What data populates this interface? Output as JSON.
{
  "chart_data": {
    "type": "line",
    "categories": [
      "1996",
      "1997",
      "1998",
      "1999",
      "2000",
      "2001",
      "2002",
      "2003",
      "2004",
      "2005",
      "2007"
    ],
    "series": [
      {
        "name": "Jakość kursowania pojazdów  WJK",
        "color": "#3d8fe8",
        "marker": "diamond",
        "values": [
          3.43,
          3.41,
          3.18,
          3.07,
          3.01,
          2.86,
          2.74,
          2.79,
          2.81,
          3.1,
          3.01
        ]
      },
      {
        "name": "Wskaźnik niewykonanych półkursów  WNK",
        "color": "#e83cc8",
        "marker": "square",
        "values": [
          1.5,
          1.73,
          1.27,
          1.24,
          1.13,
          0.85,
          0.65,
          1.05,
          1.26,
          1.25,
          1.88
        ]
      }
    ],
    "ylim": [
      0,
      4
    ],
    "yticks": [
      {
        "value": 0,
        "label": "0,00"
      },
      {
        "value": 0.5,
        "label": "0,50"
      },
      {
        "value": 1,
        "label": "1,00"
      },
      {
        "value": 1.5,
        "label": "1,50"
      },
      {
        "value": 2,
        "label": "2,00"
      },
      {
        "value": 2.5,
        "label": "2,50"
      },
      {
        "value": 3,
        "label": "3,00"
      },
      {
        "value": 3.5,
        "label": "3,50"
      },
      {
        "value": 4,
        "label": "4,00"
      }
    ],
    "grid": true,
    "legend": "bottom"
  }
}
★ ★ ★ ★
## What the task asks:
Show all lines from the data above in which the word "label" appears.

## In response:
        "label": "0,00"
        "label": "0,50"
        "label": "1,00"
        "label": "1,50"
        "label": "2,00"
        "label": "2,50"
        "label": "3,00"
        "label": "3,50"
        "label": "4,00"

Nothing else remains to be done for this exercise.